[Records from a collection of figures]
.....
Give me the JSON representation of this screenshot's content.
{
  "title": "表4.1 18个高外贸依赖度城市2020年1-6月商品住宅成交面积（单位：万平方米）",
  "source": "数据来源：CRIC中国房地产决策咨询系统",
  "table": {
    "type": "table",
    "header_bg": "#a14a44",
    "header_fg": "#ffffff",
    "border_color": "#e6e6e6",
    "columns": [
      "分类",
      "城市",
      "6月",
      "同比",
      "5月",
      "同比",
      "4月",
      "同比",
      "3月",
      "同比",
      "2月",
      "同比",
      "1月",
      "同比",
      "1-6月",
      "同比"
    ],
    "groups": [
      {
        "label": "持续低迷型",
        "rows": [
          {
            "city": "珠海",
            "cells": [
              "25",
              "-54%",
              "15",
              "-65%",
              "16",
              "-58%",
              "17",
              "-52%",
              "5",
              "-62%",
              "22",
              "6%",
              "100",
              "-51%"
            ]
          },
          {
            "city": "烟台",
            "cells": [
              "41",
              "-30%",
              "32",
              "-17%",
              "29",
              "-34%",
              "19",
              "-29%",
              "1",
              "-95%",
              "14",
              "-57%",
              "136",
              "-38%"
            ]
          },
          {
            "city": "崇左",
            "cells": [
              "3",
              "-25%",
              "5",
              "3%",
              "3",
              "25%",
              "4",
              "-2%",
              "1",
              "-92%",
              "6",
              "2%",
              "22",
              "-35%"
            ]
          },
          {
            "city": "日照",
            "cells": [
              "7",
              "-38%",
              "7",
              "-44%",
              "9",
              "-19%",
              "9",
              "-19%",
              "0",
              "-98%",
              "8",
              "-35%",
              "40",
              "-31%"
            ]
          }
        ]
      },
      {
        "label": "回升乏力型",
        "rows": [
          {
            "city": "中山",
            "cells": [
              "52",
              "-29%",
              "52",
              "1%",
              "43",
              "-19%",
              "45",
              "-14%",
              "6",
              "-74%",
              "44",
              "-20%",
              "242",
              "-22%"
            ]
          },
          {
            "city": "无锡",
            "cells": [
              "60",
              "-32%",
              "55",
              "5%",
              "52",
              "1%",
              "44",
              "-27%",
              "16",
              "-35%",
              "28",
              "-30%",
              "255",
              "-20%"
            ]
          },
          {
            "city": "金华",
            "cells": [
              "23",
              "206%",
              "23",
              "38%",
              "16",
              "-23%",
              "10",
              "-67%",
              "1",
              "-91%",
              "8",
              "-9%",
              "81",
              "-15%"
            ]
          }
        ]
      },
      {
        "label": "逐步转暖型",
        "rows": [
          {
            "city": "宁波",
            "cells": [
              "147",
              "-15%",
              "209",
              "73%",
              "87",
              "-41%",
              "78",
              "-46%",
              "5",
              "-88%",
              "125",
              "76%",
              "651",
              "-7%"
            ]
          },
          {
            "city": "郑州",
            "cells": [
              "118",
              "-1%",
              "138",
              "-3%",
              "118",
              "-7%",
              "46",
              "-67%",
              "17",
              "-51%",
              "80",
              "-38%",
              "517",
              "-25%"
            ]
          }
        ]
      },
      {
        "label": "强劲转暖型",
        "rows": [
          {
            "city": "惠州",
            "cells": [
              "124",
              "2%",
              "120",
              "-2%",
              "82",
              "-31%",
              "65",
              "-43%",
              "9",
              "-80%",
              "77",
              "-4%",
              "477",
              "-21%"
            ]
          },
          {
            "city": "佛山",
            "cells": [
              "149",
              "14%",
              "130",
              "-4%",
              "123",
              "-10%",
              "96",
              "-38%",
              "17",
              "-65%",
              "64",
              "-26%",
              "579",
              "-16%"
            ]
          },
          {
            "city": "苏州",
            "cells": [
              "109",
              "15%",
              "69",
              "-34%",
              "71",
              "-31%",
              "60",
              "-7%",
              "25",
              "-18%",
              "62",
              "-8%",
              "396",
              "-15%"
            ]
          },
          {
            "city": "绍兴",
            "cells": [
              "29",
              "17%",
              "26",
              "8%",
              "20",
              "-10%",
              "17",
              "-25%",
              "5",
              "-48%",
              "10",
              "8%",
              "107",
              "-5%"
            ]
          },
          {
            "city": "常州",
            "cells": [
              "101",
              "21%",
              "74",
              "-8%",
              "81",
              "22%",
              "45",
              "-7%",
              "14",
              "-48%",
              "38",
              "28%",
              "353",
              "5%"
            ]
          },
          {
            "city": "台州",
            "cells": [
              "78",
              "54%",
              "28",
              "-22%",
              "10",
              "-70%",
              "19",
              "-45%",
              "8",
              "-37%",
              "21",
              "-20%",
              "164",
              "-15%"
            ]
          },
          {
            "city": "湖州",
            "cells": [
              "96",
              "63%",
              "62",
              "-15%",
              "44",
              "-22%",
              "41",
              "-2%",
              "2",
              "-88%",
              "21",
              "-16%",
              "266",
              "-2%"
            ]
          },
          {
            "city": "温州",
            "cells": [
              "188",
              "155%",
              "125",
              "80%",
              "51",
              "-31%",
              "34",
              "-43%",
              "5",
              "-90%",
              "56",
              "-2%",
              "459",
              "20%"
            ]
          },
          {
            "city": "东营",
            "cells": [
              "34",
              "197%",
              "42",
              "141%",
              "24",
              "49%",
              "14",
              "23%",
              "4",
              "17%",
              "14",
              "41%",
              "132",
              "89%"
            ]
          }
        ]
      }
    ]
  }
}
.....
Copy down every line of the material above that includes the string "label".

        "label": "持续低迷型",
        "label": "回升乏力型",
        "label": "逐步转暖型",
        "label": "强劲转暖型",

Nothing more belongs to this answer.